EXCERPTED TEXT:
---+---

For longer term options, not being at all familiar with Nepalese architecture, I went looking for some basic info and found this recent article: http://www.philly.com/philly/opinion/20150503_How_to_rebuild_a_safer_Nepal_.html

It claims that 80% of Kathmandu is modern-ish structures of reinforced concrete or masonry/concrete, which mostly survived albeit with damage. It further states that the other 20%, and the vast majority of the rural villages, are unfired mud-brick or stone, with clay mortar. This is the construction that fared extremely poorly in the quake. The article also mentions how it differs from similar architecture in nearby regions. In short, it leaves out timber frames or runner beams; there is very little to tie the structure together.

I would think that training people to be able to build the same sort of structure with a real timber frame might be easier than proposing an entirely different building method. Expertise and information should hopefully be available from nearby countries. For urban areas where 3+ story buildings are crammed together, it seems like the most realistic option.

I also found this site interesting; this group is developing, building, and advocating for bamboo and adobe buildings as an earthquake resistant option for Nepal. Wasn't able to find any information about how their buildings fared in the quake. http://abari.org/

If a completely different approach is preferred, my understanding is that rammed earth and earthbag construction both offer good earthquake resistance.

---+---

WRITTEN REQUEST 1: Reproduce the rows verbatim, beginning with the first row and stopping after the line that contains "series-line-driving [83, 525, 1374, 1119]", including both ends.

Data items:
---+---

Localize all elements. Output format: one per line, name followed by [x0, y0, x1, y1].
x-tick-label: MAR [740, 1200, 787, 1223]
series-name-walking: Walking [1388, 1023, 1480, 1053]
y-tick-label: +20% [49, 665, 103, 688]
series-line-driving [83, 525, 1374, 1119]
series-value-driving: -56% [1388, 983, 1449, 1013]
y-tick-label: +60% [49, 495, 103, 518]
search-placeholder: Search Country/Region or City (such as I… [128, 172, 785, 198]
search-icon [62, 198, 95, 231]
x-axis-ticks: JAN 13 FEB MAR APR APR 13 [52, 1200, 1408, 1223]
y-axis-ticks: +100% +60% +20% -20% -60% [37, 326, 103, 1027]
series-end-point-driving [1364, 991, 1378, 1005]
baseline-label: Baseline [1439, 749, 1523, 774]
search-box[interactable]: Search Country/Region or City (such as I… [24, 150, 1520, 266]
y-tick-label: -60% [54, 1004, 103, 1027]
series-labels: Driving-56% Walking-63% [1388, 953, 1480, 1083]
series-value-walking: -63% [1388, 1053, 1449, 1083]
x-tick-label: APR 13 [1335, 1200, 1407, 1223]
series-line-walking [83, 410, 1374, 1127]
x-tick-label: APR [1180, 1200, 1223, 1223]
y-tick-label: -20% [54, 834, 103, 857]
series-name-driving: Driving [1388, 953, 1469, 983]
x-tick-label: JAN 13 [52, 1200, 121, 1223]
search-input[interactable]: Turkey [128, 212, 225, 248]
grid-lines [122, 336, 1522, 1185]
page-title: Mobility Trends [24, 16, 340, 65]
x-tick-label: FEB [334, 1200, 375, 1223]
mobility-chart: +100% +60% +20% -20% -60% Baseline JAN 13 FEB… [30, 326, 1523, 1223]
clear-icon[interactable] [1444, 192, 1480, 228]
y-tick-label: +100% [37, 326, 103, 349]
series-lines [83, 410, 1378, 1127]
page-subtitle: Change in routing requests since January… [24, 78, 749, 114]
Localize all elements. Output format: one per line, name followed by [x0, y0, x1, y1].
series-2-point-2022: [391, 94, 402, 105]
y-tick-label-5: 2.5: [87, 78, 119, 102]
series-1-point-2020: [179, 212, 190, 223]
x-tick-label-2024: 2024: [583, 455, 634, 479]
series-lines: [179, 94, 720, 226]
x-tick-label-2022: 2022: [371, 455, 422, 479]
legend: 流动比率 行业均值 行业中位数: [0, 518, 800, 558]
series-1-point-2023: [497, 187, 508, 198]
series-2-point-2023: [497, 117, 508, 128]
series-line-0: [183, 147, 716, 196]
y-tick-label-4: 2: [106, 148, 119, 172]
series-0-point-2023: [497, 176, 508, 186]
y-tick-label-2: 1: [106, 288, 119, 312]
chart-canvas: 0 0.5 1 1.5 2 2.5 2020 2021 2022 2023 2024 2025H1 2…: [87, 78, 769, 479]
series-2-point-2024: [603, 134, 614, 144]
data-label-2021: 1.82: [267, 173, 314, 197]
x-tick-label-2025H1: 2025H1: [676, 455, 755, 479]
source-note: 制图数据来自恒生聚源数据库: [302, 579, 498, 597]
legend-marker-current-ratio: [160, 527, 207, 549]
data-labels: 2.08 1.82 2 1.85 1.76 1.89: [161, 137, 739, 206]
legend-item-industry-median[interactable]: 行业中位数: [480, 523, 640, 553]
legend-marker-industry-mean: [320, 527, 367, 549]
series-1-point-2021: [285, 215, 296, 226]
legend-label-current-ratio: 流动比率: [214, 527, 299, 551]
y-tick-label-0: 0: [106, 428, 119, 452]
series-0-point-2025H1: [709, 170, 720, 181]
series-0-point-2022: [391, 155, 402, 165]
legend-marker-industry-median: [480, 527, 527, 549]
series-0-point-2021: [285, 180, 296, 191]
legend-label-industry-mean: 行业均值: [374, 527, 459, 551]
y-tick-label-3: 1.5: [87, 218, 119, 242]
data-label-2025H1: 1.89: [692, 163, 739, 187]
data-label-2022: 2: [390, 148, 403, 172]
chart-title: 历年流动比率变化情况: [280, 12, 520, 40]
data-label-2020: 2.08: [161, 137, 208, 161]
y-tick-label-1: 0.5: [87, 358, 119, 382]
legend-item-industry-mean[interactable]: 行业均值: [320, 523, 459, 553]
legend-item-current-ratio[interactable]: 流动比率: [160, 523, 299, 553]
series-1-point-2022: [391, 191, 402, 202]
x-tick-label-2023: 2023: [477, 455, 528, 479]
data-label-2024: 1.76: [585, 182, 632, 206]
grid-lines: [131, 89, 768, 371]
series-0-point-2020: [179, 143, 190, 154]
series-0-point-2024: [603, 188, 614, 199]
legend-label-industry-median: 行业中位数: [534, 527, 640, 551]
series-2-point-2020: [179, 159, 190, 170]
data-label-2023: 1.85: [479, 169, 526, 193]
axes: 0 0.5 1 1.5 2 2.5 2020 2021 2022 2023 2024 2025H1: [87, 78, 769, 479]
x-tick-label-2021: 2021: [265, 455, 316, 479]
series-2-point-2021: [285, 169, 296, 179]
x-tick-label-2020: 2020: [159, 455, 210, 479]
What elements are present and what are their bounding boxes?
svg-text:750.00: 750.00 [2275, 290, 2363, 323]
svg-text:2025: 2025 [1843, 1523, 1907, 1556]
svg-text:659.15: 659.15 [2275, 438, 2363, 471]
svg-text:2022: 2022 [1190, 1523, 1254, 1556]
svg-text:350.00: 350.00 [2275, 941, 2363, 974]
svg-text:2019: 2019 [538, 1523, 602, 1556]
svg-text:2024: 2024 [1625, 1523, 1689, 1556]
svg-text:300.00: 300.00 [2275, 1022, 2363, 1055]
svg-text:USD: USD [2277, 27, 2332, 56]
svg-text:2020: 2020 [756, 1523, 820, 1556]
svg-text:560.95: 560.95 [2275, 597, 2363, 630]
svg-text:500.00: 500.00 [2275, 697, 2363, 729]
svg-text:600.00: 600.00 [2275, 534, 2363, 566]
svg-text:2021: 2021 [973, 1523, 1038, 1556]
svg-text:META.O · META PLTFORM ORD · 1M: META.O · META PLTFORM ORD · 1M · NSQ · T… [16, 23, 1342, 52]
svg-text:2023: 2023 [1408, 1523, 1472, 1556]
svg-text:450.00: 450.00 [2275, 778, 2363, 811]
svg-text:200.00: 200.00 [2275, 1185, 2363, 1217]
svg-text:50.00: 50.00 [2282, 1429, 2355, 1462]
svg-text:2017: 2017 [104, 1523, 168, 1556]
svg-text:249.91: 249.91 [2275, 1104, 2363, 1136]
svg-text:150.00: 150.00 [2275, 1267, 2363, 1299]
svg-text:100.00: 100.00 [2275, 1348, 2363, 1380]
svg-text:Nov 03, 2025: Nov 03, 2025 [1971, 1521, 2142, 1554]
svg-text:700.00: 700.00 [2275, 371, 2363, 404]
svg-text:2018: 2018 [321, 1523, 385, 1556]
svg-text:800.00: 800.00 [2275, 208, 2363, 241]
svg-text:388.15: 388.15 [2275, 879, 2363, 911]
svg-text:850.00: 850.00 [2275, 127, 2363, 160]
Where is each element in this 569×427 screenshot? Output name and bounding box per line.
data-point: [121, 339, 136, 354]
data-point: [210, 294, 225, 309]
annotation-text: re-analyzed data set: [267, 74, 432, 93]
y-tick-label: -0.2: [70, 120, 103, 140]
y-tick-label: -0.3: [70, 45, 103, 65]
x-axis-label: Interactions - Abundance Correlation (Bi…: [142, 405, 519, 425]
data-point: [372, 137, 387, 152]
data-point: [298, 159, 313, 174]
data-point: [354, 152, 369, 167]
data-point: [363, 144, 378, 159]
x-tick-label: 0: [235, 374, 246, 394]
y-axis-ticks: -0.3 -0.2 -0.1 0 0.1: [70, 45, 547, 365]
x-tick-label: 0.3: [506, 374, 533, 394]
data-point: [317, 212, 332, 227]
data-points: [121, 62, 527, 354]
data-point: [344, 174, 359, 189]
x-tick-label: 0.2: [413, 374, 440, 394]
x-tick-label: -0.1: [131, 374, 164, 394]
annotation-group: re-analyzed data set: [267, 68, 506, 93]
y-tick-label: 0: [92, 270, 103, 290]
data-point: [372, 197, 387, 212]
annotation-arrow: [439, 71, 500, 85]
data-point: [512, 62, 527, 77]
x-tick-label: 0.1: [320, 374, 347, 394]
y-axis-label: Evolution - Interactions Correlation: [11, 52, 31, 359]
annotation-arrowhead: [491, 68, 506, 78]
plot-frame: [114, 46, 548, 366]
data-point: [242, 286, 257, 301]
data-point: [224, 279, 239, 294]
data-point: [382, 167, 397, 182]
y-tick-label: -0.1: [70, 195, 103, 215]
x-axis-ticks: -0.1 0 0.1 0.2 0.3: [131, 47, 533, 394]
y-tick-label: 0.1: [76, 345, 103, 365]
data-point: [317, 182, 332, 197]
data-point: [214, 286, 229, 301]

---+---

WRITTEN REQUEST 2: In the excerpted text on rebuilding Nepal, what share of Kathmandu does the cited article say consists of reinforced concrete or masonry/concrete structures?

FULL SOLUTION 1:
Localize all elements. Output format: one per line, name followed by [x0, y0, x1, y1].
x-tick-label: MAR [740, 1200, 787, 1223]
series-name-walking: Walking [1388, 1023, 1480, 1053]
y-tick-label: +20% [49, 665, 103, 688]
series-line-driving [83, 525, 1374, 1119]

FULL SOLUTION 2: 80%.